§ Exercise goal: Restate the data word for word and leave the images out.

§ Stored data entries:
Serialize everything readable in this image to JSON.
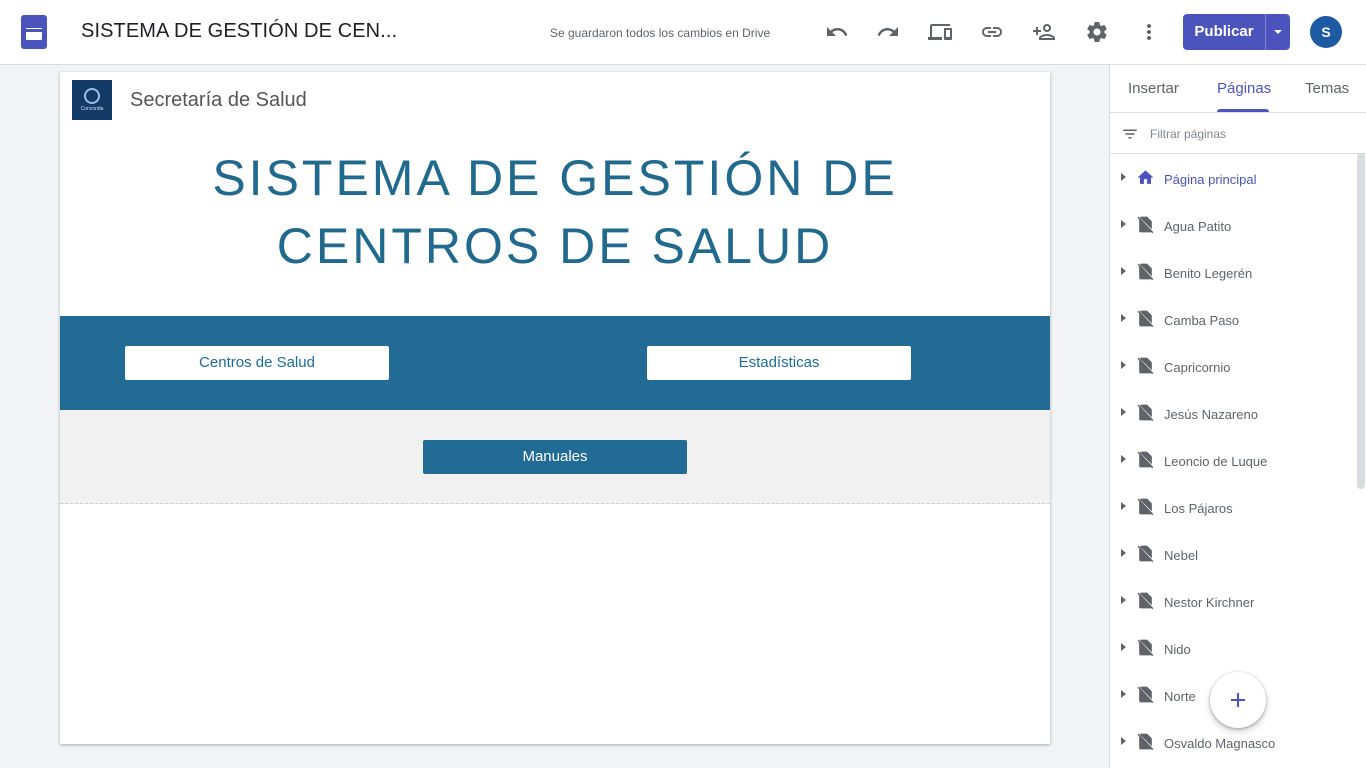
{
  "header": {
    "doc_title": "SISTEMA DE GESTIÓN DE CEN...",
    "save_status": "Se guardaron todos los cambios en Drive",
    "publish_label": "Publicar",
    "avatar_initial": "S",
    "icons": [
      "undo-icon",
      "redo-icon",
      "preview-devices-icon",
      "link-icon",
      "share-add-person-icon",
      "settings-icon",
      "more-vert-icon"
    ]
  },
  "site": {
    "name": "Secretaría de Salud",
    "logo_text": "Concordia",
    "title_line1": "SISTEMA DE GESTIÓN DE",
    "title_line2": "CENTROS DE SALUD",
    "buttons": {
      "centros": "Centros de Salud",
      "estadisticas": "Estadísticas",
      "manuales": "Manuales"
    },
    "colors": {
      "primary": "#216b94",
      "title": "#22698e"
    }
  },
  "panel": {
    "tabs": [
      "Insertar",
      "Páginas",
      "Temas"
    ],
    "active_tab": "Páginas",
    "filter_placeholder": "Filtrar páginas",
    "pages": [
      "Página principal",
      "Agua Patito",
      "Benito Legerén",
      "Camba Paso",
      "Capricornio",
      "Jesús Nazareno",
      "Leoncio de Luque",
      "Los Pájaros",
      "Nebel",
      "Nestor Kirchner",
      "Nido",
      "Norte",
      "Osvaldo Magnasco"
    ],
    "active_page": "Página principal"
  },
  "colors": {
    "accent": "#4b53bc",
    "text_secondary": "#5f6368"
  }
}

§ Worked solution:
Serialize everything readable in this image to JSON.
{
  "header": {
    "doc_title": "SISTEMA DE GESTIÓN DE CEN...",
    "save_status": "Se guardaron todos los cambios en Drive",
    "publish_label": "Publicar",
    "avatar_initial": "S",
    "icons": [
      "undo-icon",
      "redo-icon",
      "preview-devices-icon",
      "link-icon",
      "share-add-person-icon",
      "settings-icon",
      "more-vert-icon"
    ]
  },
  "site": {
    "name": "Secretaría de Salud",
    "logo_text": "Concordia",
    "title_line1": "SISTEMA DE GESTIÓN DE",
    "title_line2": "CENTROS DE SALUD",
    "buttons": {
      "centros": "Centros de Salud",
      "estadisticas": "Estadísticas",
      "manuales": "Manuales"
    },
    "colors": {
      "primary": "#216b94",
      "title": "#22698e"
    }
  },
  "panel": {
    "tabs": [
      "Insertar",
      "Páginas",
      "Temas"
    ],
    "active_tab": "Páginas",
    "filter_placeholder": "Filtrar páginas",
    "pages": [
      "Página principal",
      "Agua Patito",
      "Benito Legerén",
      "Camba Paso",
      "Capricornio",
      "Jesús Nazareno",
      "Leoncio de Luque",
      "Los Pájaros",
      "Nebel",
      "Nestor Kirchner",
      "Nido",
      "Norte",
      "Osvaldo Magnasco"
    ],
    "active_page": "Página principal"
  },
  "colors": {
    "accent": "#4b53bc",
    "text_secondary": "#5f6368"
  }
}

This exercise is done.